__Data supplied__.
begin

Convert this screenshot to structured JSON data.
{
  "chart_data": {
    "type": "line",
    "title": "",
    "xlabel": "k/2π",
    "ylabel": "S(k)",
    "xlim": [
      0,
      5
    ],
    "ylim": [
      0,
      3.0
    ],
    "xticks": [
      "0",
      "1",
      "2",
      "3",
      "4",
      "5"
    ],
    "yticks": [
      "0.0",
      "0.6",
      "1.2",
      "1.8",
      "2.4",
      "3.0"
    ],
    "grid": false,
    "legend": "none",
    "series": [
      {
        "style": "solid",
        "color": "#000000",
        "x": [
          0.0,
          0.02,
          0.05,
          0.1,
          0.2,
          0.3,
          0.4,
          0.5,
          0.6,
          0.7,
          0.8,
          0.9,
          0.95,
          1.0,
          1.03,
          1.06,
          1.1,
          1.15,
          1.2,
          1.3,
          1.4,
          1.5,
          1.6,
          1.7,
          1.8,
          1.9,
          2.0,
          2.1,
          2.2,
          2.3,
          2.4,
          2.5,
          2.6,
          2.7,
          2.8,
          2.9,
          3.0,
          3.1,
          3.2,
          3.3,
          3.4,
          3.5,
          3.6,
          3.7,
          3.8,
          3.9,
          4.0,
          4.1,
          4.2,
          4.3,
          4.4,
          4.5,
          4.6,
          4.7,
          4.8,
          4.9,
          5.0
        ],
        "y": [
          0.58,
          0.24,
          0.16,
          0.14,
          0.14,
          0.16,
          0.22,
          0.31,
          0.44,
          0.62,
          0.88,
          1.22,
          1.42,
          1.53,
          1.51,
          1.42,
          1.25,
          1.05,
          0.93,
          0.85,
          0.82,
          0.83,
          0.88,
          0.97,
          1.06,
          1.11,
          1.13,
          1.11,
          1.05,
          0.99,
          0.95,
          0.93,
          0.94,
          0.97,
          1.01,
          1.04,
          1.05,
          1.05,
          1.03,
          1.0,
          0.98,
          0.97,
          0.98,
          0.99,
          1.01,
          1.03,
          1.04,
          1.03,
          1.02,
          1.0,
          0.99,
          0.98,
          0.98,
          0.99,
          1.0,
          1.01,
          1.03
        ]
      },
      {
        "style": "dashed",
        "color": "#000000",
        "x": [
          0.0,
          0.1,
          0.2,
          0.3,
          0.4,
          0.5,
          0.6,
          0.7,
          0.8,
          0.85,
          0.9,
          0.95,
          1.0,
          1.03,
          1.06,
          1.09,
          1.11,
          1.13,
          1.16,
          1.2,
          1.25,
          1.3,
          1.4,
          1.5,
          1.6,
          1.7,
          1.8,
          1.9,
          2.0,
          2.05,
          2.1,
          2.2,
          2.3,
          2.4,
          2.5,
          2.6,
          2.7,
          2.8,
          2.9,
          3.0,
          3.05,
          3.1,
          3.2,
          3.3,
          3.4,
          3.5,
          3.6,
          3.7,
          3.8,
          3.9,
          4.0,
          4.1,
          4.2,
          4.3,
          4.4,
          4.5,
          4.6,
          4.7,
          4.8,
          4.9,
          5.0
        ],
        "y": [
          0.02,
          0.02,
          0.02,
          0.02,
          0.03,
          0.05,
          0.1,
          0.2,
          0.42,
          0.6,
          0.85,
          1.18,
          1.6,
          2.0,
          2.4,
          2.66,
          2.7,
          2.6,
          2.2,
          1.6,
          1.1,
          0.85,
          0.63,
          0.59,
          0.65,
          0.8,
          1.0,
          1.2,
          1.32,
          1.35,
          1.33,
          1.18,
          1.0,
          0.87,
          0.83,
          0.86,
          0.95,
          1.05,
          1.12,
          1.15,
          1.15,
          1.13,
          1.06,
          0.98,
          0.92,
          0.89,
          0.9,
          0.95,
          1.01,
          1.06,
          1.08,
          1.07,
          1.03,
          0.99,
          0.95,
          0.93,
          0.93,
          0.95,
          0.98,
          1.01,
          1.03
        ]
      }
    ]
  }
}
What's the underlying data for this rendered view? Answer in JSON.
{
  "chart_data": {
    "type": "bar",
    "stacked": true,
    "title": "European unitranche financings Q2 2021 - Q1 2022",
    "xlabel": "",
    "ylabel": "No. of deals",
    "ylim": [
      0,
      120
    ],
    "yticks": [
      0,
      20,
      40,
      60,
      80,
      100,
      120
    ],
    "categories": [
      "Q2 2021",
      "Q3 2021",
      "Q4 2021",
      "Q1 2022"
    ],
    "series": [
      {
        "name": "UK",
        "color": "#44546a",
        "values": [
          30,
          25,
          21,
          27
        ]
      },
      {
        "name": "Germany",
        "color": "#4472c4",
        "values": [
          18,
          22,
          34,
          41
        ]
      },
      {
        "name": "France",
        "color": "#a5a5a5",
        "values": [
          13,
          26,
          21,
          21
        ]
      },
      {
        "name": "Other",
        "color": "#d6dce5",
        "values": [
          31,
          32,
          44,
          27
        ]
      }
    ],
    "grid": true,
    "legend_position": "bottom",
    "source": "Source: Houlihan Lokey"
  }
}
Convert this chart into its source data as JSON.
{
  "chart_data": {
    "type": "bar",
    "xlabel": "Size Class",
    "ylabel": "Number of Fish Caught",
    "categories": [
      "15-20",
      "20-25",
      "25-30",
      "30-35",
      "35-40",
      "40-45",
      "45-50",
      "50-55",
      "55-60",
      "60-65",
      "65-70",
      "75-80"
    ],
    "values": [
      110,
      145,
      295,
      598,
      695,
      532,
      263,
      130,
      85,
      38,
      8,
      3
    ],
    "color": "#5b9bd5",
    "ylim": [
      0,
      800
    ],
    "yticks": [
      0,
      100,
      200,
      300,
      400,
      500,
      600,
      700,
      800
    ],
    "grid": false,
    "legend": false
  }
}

end

__Instructions to follow__. Reproduce all data above, unchanged.

__Expected answer__.
Convert this screenshot to structured JSON data.
{
  "chart_data": {
    "type": "line",
    "title": "",
    "xlabel": "k/2π",
    "ylabel": "S(k)",
    "xlim": [
      0,
      5
    ],
    "ylim": [
      0,
      3.0
    ],
    "xticks": [
      "0",
      "1",
      "2",
      "3",
      "4",
      "5"
    ],
    "yticks": [
      "0.0",
      "0.6",
      "1.2",
      "1.8",
      "2.4",
      "3.0"
    ],
    "grid": false,
    "legend": "none",
    "series": [
      {
        "style": "solid",
        "color": "#000000",
        "x": [
          0.0,
          0.02,
          0.05,
          0.1,
          0.2,
          0.3,
          0.4,
          0.5,
          0.6,
          0.7,
          0.8,
          0.9,
          0.95,
          1.0,
          1.03,
          1.06,
          1.1,
          1.15,
          1.2,
          1.3,
          1.4,
          1.5,
          1.6,
          1.7,
          1.8,
          1.9,
          2.0,
          2.1,
          2.2,
          2.3,
          2.4,
          2.5,
          2.6,
          2.7,
          2.8,
          2.9,
          3.0,
          3.1,
          3.2,
          3.3,
          3.4,
          3.5,
          3.6,
          3.7,
          3.8,
          3.9,
          4.0,
          4.1,
          4.2,
          4.3,
          4.4,
          4.5,
          4.6,
          4.7,
          4.8,
          4.9,
          5.0
        ],
        "y": [
          0.58,
          0.24,
          0.16,
          0.14,
          0.14,
          0.16,
          0.22,
          0.31,
          0.44,
          0.62,
          0.88,
          1.22,
          1.42,
          1.53,
          1.51,
          1.42,
          1.25,
          1.05,
          0.93,
          0.85,
          0.82,
          0.83,
          0.88,
          0.97,
          1.06,
          1.11,
          1.13,
          1.11,
          1.05,
          0.99,
          0.95,
          0.93,
          0.94,
          0.97,
          1.01,
          1.04,
          1.05,
          1.05,
          1.03,
          1.0,
          0.98,
          0.97,
          0.98,
          0.99,
          1.01,
          1.03,
          1.04,
          1.03,
          1.02,
          1.0,
          0.99,
          0.98,
          0.98,
          0.99,
          1.0,
          1.01,
          1.03
        ]
      },
      {
        "style": "dashed",
        "color": "#000000",
        "x": [
          0.0,
          0.1,
          0.2,
          0.3,
          0.4,
          0.5,
          0.6,
          0.7,
          0.8,
          0.85,
          0.9,
          0.95,
          1.0,
          1.03,
          1.06,
          1.09,
          1.11,
          1.13,
          1.16,
          1.2,
          1.25,
          1.3,
          1.4,
          1.5,
          1.6,
          1.7,
          1.8,
          1.9,
          2.0,
          2.05,
          2.1,
          2.2,
          2.3,
          2.4,
          2.5,
          2.6,
          2.7,
          2.8,
          2.9,
          3.0,
          3.05,
          3.1,
          3.2,
          3.3,
          3.4,
          3.5,
          3.6,
          3.7,
          3.8,
          3.9,
          4.0,
          4.1,
          4.2,
          4.3,
          4.4,
          4.5,
          4.6,
          4.7,
          4.8,
          4.9,
          5.0
        ],
        "y": [
          0.02,
          0.02,
          0.02,
          0.02,
          0.03,
          0.05,
          0.1,
          0.2,
          0.42,
          0.6,
          0.85,
          1.18,
          1.6,
          2.0,
          2.4,
          2.66,
          2.7,
          2.6,
          2.2,
          1.6,
          1.1,
          0.85,
          0.63,
          0.59,
          0.65,
          0.8,
          1.0,
          1.2,
          1.32,
          1.35,
          1.33,
          1.18,
          1.0,
          0.87,
          0.83,
          0.86,
          0.95,
          1.05,
          1.12,
          1.15,
          1.15,
          1.13,
          1.06,
          0.98,
          0.92,
          0.89,
          0.9,
          0.95,
          1.01,
          1.06,
          1.08,
          1.07,
          1.03,
          0.99,
          0.95,
          0.93,
          0.93,
          0.95,
          0.98,
          1.01,
          1.03
        ]
      }
    ]
  }
}
What's the underlying data for this rendered view? Answer in JSON.
{
  "chart_data": {
    "type": "bar",
    "stacked": true,
    "title": "European unitranche financings Q2 2021 - Q1 2022",
    "xlabel": "",
    "ylabel": "No. of deals",
    "ylim": [
      0,
      120
    ],
    "yticks": [
      0,
      20,
      40,
      60,
      80,
      100,
      120
    ],
    "categories": [
      "Q2 2021",
      "Q3 2021",
      "Q4 2021",
      "Q1 2022"
    ],
    "series": [
      {
        "name": "UK",
        "color": "#44546a",
        "values": [
          30,
          25,
          21,
          27
        ]
      },
      {
        "name": "Germany",
        "color": "#4472c4",
        "values": [
          18,
          22,
          34,
          41
        ]
      },
      {
        "name": "France",
        "color": "#a5a5a5",
        "values": [
          13,
          26,
          21,
          21
        ]
      },
      {
        "name": "Other",
        "color": "#d6dce5",
        "values": [
          31,
          32,
          44,
          27
        ]
      }
    ],
    "grid": true,
    "legend_position": "bottom",
    "source": "Source: Houlihan Lokey"
  }
}
Convert this chart into its source data as JSON.
{
  "chart_data": {
    "type": "bar",
    "xlabel": "Size Class",
    "ylabel": "Number of Fish Caught",
    "categories": [
      "15-20",
      "20-25",
      "25-30",
      "30-35",
      "35-40",
      "40-45",
      "45-50",
      "50-55",
      "55-60",
      "60-65",
      "65-70",
      "75-80"
    ],
    "values": [
      110,
      145,
      295,
      598,
      695,
      532,
      263,
      130,
      85,
      38,
      8,
      3
    ],
    "color": "#5b9bd5",
    "ylim": [
      0,
      800
    ],
    "yticks": [
      0,
      100,
      200,
      300,
      400,
      500,
      600,
      700,
      800
    ],
    "grid": false,
    "legend": false
  }
}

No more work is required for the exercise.